# AIM
Retype each record below word for word. Leave the pictures out.

(Data records)
##############################
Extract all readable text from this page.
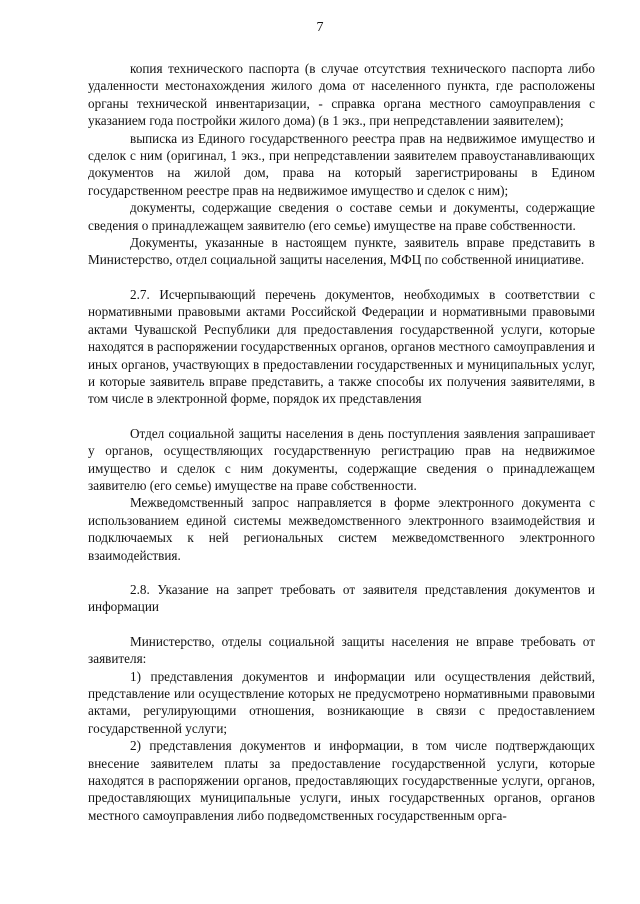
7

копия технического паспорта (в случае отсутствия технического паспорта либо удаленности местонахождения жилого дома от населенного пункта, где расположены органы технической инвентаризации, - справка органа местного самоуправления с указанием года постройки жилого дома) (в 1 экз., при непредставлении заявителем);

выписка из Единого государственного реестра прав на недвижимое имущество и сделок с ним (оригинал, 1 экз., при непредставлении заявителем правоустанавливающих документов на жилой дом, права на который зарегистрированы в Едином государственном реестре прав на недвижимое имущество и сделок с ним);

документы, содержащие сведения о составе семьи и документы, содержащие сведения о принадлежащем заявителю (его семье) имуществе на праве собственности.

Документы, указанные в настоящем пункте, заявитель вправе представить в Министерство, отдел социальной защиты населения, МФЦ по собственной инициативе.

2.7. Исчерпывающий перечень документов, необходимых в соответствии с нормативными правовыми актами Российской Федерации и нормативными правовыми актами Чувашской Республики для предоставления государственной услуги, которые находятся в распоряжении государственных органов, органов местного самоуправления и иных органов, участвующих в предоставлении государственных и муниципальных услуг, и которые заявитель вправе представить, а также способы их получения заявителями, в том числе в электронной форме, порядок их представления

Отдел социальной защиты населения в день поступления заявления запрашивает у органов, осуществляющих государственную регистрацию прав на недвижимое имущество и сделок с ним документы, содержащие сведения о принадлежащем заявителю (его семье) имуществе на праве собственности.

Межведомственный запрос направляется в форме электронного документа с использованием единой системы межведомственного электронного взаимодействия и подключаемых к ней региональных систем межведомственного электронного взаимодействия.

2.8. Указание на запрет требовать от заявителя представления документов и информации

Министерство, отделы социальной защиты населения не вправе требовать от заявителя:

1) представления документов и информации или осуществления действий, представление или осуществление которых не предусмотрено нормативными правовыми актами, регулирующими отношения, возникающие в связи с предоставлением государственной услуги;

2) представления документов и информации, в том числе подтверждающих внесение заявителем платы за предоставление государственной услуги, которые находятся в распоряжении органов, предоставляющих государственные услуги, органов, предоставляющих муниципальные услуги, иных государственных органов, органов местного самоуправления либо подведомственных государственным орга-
##############################
# WRITTEN ANSWER
Extract all readable text from this page.
7

копия технического паспорта (в случае отсутствия технического паспорта либо удаленности местонахождения жилого дома от населенного пункта, где расположены органы технической инвентаризации, - справка органа местного самоуправления с указанием года постройки жилого дома) (в 1 экз., при непредставлении заявителем);

выписка из Единого государственного реестра прав на недвижимое имущество и сделок с ним (оригинал, 1 экз., при непредставлении заявителем правоустанавливающих документов на жилой дом, права на который зарегистрированы в Едином государственном реестре прав на недвижимое имущество и сделок с ним);

документы, содержащие сведения о составе семьи и документы, содержащие сведения о принадлежащем заявителю (его семье) имуществе на праве собственности.

Документы, указанные в настоящем пункте, заявитель вправе представить в Министерство, отдел социальной защиты населения, МФЦ по собственной инициативе.

2.7. Исчерпывающий перечень документов, необходимых в соответствии с нормативными правовыми актами Российской Федерации и нормативными правовыми актами Чувашской Республики для предоставления государственной услуги, которые находятся в распоряжении государственных органов, органов местного самоуправления и иных органов, участвующих в предоставлении государственных и муниципальных услуг, и которые заявитель вправе представить, а также способы их получения заявителями, в том числе в электронной форме, порядок их представления

Отдел социальной защиты населения в день поступления заявления запрашивает у органов, осуществляющих государственную регистрацию прав на недвижимое имущество и сделок с ним документы, содержащие сведения о принадлежащем заявителю (его семье) имуществе на праве собственности.

Межведомственный запрос направляется в форме электронного документа с использованием единой системы межведомственного электронного взаимодействия и подключаемых к ней региональных систем межведомственного электронного взаимодействия.

2.8. Указание на запрет требовать от заявителя представления документов и информации

Министерство, отделы социальной защиты населения не вправе требовать от заявителя:

1) представления документов и информации или осуществления действий, представление или осуществление которых не предусмотрено нормативными правовыми актами, регулирующими отношения, возникающие в связи с предоставлением государственной услуги;

2) представления документов и информации, в том числе подтверждающих внесение заявителем платы за предоставление государственной услуги, которые находятся в распоряжении органов, предоставляющих государственные услуги, органов, предоставляющих муниципальные услуги, иных государственных органов, органов местного самоуправления либо подведомственных государственным орга-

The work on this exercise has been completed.